What is required: Return every line of the material exactly.

*** Task input

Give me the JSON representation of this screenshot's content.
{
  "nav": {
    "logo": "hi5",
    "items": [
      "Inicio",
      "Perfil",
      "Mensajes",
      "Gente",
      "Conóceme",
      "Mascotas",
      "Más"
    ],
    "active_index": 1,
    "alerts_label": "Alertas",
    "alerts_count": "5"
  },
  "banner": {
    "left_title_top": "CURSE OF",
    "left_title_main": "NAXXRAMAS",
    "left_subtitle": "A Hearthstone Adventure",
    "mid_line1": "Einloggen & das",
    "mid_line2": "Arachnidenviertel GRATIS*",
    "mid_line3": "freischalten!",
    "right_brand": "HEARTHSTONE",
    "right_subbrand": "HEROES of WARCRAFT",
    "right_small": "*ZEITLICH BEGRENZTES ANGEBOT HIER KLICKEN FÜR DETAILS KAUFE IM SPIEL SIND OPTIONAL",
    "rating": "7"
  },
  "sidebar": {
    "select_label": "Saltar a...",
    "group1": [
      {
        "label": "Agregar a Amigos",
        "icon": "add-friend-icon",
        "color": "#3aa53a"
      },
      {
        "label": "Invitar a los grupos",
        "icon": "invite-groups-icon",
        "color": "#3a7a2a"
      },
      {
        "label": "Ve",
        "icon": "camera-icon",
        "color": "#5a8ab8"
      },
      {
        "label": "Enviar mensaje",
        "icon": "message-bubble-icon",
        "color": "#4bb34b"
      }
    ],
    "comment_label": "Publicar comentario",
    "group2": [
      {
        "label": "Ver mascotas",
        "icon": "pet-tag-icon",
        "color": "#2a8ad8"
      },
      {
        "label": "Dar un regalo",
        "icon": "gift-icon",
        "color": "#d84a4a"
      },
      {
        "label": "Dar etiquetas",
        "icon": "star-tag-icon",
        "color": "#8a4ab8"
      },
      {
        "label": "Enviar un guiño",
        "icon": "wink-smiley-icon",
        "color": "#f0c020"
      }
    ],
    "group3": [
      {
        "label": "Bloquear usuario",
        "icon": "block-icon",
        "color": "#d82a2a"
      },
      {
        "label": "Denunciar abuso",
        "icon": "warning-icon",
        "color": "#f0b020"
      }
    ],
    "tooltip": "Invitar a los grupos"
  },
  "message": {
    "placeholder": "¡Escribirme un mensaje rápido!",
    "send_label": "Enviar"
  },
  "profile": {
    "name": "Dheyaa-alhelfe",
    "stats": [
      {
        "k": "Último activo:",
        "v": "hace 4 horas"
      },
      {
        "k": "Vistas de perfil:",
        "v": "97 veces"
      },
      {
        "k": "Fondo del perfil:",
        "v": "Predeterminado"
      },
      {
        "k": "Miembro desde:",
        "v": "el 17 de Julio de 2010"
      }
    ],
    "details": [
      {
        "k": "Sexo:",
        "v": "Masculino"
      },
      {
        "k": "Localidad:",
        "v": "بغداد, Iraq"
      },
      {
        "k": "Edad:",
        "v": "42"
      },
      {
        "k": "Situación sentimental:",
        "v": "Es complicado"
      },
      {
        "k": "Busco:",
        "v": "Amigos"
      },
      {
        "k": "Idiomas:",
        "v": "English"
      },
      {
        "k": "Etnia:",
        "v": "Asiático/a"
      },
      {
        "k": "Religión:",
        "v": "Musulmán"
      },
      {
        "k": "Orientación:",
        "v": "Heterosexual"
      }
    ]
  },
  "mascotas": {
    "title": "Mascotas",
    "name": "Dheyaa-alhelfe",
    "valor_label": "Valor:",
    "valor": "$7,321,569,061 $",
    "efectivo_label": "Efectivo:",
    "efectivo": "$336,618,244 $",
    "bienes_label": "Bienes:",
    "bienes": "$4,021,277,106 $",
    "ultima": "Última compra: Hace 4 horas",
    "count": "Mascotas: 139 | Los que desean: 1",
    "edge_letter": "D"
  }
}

******

Solved problem:
Give me the JSON representation of this screenshot's content.
{
  "nav": {
    "logo": "hi5",
    "items": [
      "Inicio",
      "Perfil",
      "Mensajes",
      "Gente",
      "Conóceme",
      "Mascotas",
      "Más"
    ],
    "active_index": 1,
    "alerts_label": "Alertas",
    "alerts_count": "5"
  },
  "banner": {
    "left_title_top": "CURSE OF",
    "left_title_main": "NAXXRAMAS",
    "left_subtitle": "A Hearthstone Adventure",
    "mid_line1": "Einloggen & das",
    "mid_line2": "Arachnidenviertel GRATIS*",
    "mid_line3": "freischalten!",
    "right_brand": "HEARTHSTONE",
    "right_subbrand": "HEROES of WARCRAFT",
    "right_small": "*ZEITLICH BEGRENZTES ANGEBOT HIER KLICKEN FÜR DETAILS KAUFE IM SPIEL SIND OPTIONAL",
    "rating": "7"
  },
  "sidebar": {
    "select_label": "Saltar a...",
    "group1": [
      {
        "label": "Agregar a Amigos",
        "icon": "add-friend-icon",
        "color": "#3aa53a"
      },
      {
        "label": "Invitar a los grupos",
        "icon": "invite-groups-icon",
        "color": "#3a7a2a"
      },
      {
        "label": "Ve",
        "icon": "camera-icon",
        "color": "#5a8ab8"
      },
      {
        "label": "Enviar mensaje",
        "icon": "message-bubble-icon",
        "color": "#4bb34b"
      }
    ],
    "comment_label": "Publicar comentario",
    "group2": [
      {
        "label": "Ver mascotas",
        "icon": "pet-tag-icon",
        "color": "#2a8ad8"
      },
      {
        "label": "Dar un regalo",
        "icon": "gift-icon",
        "color": "#d84a4a"
      },
      {
        "label": "Dar etiquetas",
        "icon": "star-tag-icon",
        "color": "#8a4ab8"
      },
      {
        "label": "Enviar un guiño",
        "icon": "wink-smiley-icon",
        "color": "#f0c020"
      }
    ],
    "group3": [
      {
        "label": "Bloquear usuario",
        "icon": "block-icon",
        "color": "#d82a2a"
      },
      {
        "label": "Denunciar abuso",
        "icon": "warning-icon",
        "color": "#f0b020"
      }
    ],
    "tooltip": "Invitar a los grupos"
  },
  "message": {
    "placeholder": "¡Escribirme un mensaje rápido!",
    "send_label": "Enviar"
  },
  "profile": {
    "name": "Dheyaa-alhelfe",
    "stats": [
      {
        "k": "Último activo:",
        "v": "hace 4 horas"
      },
      {
        "k": "Vistas de perfil:",
        "v": "97 veces"
      },
      {
        "k": "Fondo del perfil:",
        "v": "Predeterminado"
      },
      {
        "k": "Miembro desde:",
        "v": "el 17 de Julio de 2010"
      }
    ],
    "details": [
      {
        "k": "Sexo:",
        "v": "Masculino"
      },
      {
        "k": "Localidad:",
        "v": "بغداد, Iraq"
      },
      {
        "k": "Edad:",
        "v": "42"
      },
      {
        "k": "Situación sentimental:",
        "v": "Es complicado"
      },
      {
        "k": "Busco:",
        "v": "Amigos"
      },
      {
        "k": "Idiomas:",
        "v": "English"
      },
      {
        "k": "Etnia:",
        "v": "Asiático/a"
      },
      {
        "k": "Religión:",
        "v": "Musulmán"
      },
      {
        "k": "Orientación:",
        "v": "Heterosexual"
      }
    ]
  },
  "mascotas": {
    "title": "Mascotas",
    "name": "Dheyaa-alhelfe",
    "valor_label": "Valor:",
    "valor": "$7,321,569,061 $",
    "efectivo_label": "Efectivo:",
    "efectivo": "$336,618,244 $",
    "bienes_label": "Bienes:",
    "bienes": "$4,021,277,106 $",
    "ultima": "Última compra: Hace 4 horas",
    "count": "Mascotas: 139 | Los que desean: 1",
    "edge_letter": "D"
  }
}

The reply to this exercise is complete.